- Problem to work on
Print the listing as it stands, omitting all images.

- Data for this task
********

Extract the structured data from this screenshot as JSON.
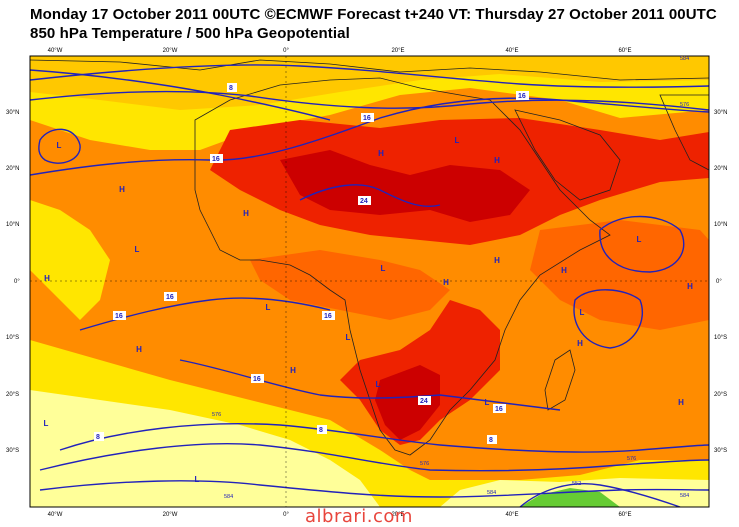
{
  "header": {
    "line1": "Monday 17 October 2011 00UTC ©ECMWF Forecast t+240 VT: Thursday 27 October 2011 00UTC",
    "line2": "850 hPa Temperature / 500 hPa Geopotential"
  },
  "axes": {
    "lon_labels": [
      "40°W",
      "20°W",
      "0°",
      "20°E",
      "40°E",
      "60°E"
    ],
    "lat_labels": [
      "30°N",
      "20°N",
      "10°N",
      "0°",
      "10°S",
      "20°S",
      "30°S"
    ]
  },
  "pressure_labels": {
    "highs": [
      "H",
      "H",
      "H",
      "H",
      "H",
      "H",
      "H",
      "H",
      "H",
      "H",
      "H",
      "H",
      "H"
    ],
    "lows": [
      "L",
      "L",
      "L",
      "L",
      "L",
      "L",
      "L",
      "L",
      "L",
      "L",
      "L",
      "L"
    ]
  },
  "contour_labels": {
    "temperature": [
      "8",
      "16",
      "16",
      "16",
      "16",
      "16",
      "16",
      "16",
      "16",
      "8",
      "8",
      "8",
      "24",
      "24"
    ],
    "geopotential": [
      "576",
      "576",
      "576",
      "576",
      "584",
      "584",
      "584",
      "552",
      "584"
    ]
  },
  "colors": {
    "cold_yellow": "#ffff99",
    "yellow": "#ffe600",
    "gold": "#ffc800",
    "orange": "#ff8c00",
    "dark_orange": "#ff6600",
    "red": "#ee2200",
    "dark_red": "#cc0000",
    "green": "#66cc33",
    "contour": "#2222bb"
  },
  "watermark": "albrari.com"
}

********

- Final result
Extract the structured data from this screenshot as JSON.
{
  "header": {
    "line1": "Monday 17 October 2011 00UTC ©ECMWF Forecast t+240 VT: Thursday 27 October 2011 00UTC",
    "line2": "850 hPa Temperature / 500 hPa Geopotential"
  },
  "axes": {
    "lon_labels": [
      "40°W",
      "20°W",
      "0°",
      "20°E",
      "40°E",
      "60°E"
    ],
    "lat_labels": [
      "30°N",
      "20°N",
      "10°N",
      "0°",
      "10°S",
      "20°S",
      "30°S"
    ]
  },
  "pressure_labels": {
    "highs": [
      "H",
      "H",
      "H",
      "H",
      "H",
      "H",
      "H",
      "H",
      "H",
      "H",
      "H",
      "H",
      "H"
    ],
    "lows": [
      "L",
      "L",
      "L",
      "L",
      "L",
      "L",
      "L",
      "L",
      "L",
      "L",
      "L",
      "L"
    ]
  },
  "contour_labels": {
    "temperature": [
      "8",
      "16",
      "16",
      "16",
      "16",
      "16",
      "16",
      "16",
      "16",
      "8",
      "8",
      "8",
      "24",
      "24"
    ],
    "geopotential": [
      "576",
      "576",
      "576",
      "576",
      "584",
      "584",
      "584",
      "552",
      "584"
    ]
  },
  "colors": {
    "cold_yellow": "#ffff99",
    "yellow": "#ffe600",
    "gold": "#ffc800",
    "orange": "#ff8c00",
    "dark_orange": "#ff6600",
    "red": "#ee2200",
    "dark_red": "#cc0000",
    "green": "#66cc33",
    "contour": "#2222bb"
  },
  "watermark": "albrari.com"
}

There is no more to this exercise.